* Task goal:
Each record needs to be echoed exactly; can you do that?
__________________________________________________
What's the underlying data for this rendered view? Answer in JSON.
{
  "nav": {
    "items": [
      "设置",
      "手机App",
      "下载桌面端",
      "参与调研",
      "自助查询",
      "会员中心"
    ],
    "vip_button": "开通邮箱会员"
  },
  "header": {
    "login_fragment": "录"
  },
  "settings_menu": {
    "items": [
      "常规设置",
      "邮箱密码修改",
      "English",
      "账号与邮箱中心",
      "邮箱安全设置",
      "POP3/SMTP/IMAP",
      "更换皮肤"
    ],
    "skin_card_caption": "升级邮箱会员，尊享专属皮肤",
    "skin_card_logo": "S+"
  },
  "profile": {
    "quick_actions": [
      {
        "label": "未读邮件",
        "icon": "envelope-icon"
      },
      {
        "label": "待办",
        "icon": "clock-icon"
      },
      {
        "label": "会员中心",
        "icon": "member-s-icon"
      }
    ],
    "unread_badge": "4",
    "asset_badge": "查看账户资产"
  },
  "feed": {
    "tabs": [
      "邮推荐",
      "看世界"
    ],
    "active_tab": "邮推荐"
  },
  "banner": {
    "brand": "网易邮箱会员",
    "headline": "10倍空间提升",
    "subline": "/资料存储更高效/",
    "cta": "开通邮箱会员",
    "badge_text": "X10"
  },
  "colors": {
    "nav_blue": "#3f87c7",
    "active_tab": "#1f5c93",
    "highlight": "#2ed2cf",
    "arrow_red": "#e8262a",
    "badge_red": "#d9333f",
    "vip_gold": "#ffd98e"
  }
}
__________________________________________________
* Result:
What's the underlying data for this rendered view? Answer in JSON.
{
  "nav": {
    "items": [
      "设置",
      "手机App",
      "下载桌面端",
      "参与调研",
      "自助查询",
      "会员中心"
    ],
    "vip_button": "开通邮箱会员"
  },
  "header": {
    "login_fragment": "录"
  },
  "settings_menu": {
    "items": [
      "常规设置",
      "邮箱密码修改",
      "English",
      "账号与邮箱中心",
      "邮箱安全设置",
      "POP3/SMTP/IMAP",
      "更换皮肤"
    ],
    "skin_card_caption": "升级邮箱会员，尊享专属皮肤",
    "skin_card_logo": "S+"
  },
  "profile": {
    "quick_actions": [
      {
        "label": "未读邮件",
        "icon": "envelope-icon"
      },
      {
        "label": "待办",
        "icon": "clock-icon"
      },
      {
        "label": "会员中心",
        "icon": "member-s-icon"
      }
    ],
    "unread_badge": "4",
    "asset_badge": "查看账户资产"
  },
  "feed": {
    "tabs": [
      "邮推荐",
      "看世界"
    ],
    "active_tab": "邮推荐"
  },
  "banner": {
    "brand": "网易邮箱会员",
    "headline": "10倍空间提升",
    "subline": "/资料存储更高效/",
    "cta": "开通邮箱会员",
    "badge_text": "X10"
  },
  "colors": {
    "nav_blue": "#3f87c7",
    "active_tab": "#1f5c93",
    "highlight": "#2ed2cf",
    "arrow_red": "#e8262a",
    "badge_red": "#d9333f",
    "vip_gold": "#ffd98e"
  }
}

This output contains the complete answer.